- [Tasks and exercises]:
A - From the anagram thread, list every multi-word anagram of CLEANSE that the original question gives as an example.
B - Write a continuation of the anagram thread, beginning after its final sentence.

- [Passage provided]:
-.-.-

Beefy Boxes and Bandwidth Generously Provided by pair Networks
We don't bite newbies here... much
 
PerlMonks  

OT: How to find anagrams?

by Cody Pendant (Prior)
on Apr 27, 2004 at 23:21 UTC ( [id://348668]=perlquestion: print w/replies, xml ) Need Help??

Cody Pendant has asked for the wisdom of the Perl Monks concerning the following question:

I don't think I'd have trouble creating a perl script which found one-word anagrams for one-word input -- it seems fairly simple to find that CLEANSE is an anagram of SCALENE.

But how do you find anagrams when you're allowed multiple words in the outcome? Finding, that is, that CLEANSE is an anagram of "SEE CLAN", "SCAN EEL", "LES CANE", "SANE CEL" and so on and so on?

I know there are online services which do that kind of thing, but, I'm not much good on theory, isn't this one of those problems which turns into an n2, n3, n4 type problem, with n as a big number to start with?



($_='kkvvttuubbooppuuiiffssqqffssmmiibbddllffss')
=~y~b-v~a-z~s; print

Replies are listed 'Best First'.
Re: OT: How to find anagrams?
by hv (Prior) on Apr 28, 2004 at 00:35 UTC

    One interesting approach I've considered, but never implemented, is to assign a prime number to each letter, and then hash the target word to the product of the values of its letters. The hash function for any word then divides the target product if and only if the letters of the word are a partial anagram - tricksy things like repeating letters are taken care of automatically. Then you just search for combinations of words whose hashes multiply together to give the target value; and if you calculate the hashes over the whole dictionary in advance and store in sorted order I think this could give pretty good performance.

-.-.-

- [Provided material]:
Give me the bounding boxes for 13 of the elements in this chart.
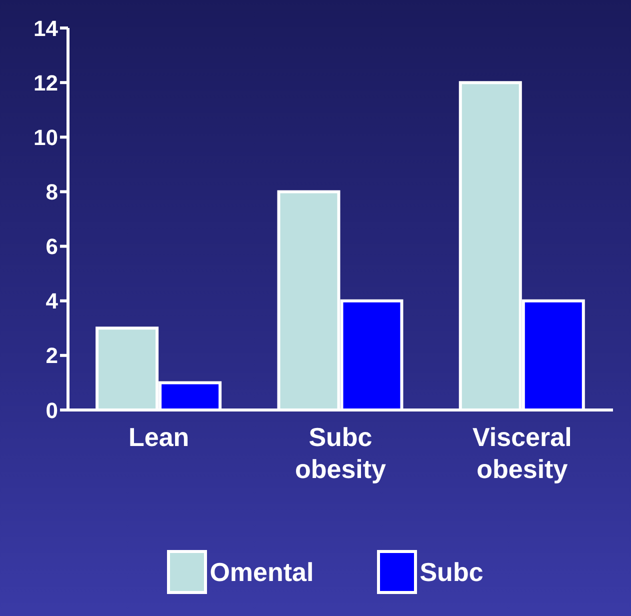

-.-.-

- [Answers for the exercise]:
A - SEE CLAN, SCAN EEL, LES CANE, SANE CEL

B -
    For the standard 26 letter alphabet you'll need primes 2 .. 101, and you're going to need BigInts which will slow things down a bit (but not too badly if you use it with a fast maths package such as Math::Pari or Math::GMP). You can reduce the size of the numbers a bit further by assigning the lowest primes to the most frequently occurring letters.

    Hugo

Re: OT: How to find anagrams?
by dragonchild (Archbishop) on Apr 27, 2004 at 23:31 UTC
    The brute force algorithm has O( n! ). However, one can take advantage of a property of anagrams which is that all anagrams have the same letters in them and can be compared for equality when you sort the letters.

    Now, you're asking "How on earth can I do that with multiple words??" Well, you take advantage of another factor which is that anagrams have to have the same number of letters. So, if you want to find all words which can be made up of the letters in another word, you can restrict your search space to words whose letters add up to the right number.

    So, in your example, you have a 7-letter word whose sorted letters are ACEELNS.

    1. Take all 7 letter words in the dictionary and sort them. Then, compare each one to the sorted string.
    2. Take all 6 letter words and 1 letter words. Do the same with each pairing.
    3. Take all 5 letter words and 2 letter words. Do the same.
    4. Take all 5 letter words and doubles of 1 letter words. Do the same.

    Keep doing that for every combination numbers that add up to 7.

    Now, this doesn't actually reduce the O() factor of the problem. Buuutt ... it does bring the actual runtime of the problem down to where modern computers can do it in reasonable time.

    There are further optimizations to the algorithm, like taking advantage of letter frequencies and the like, but those are left as an exercise for the reader.

    ------
    We are the carpenters and bricklayers of the Information Age.

    Then there are Damian modules.... *sigh* ... that's not about being less-lazy -- that's about being on some really good drugs -- you know, there is no spoon. - flyingmoose

Re: OT: How to find anagrams?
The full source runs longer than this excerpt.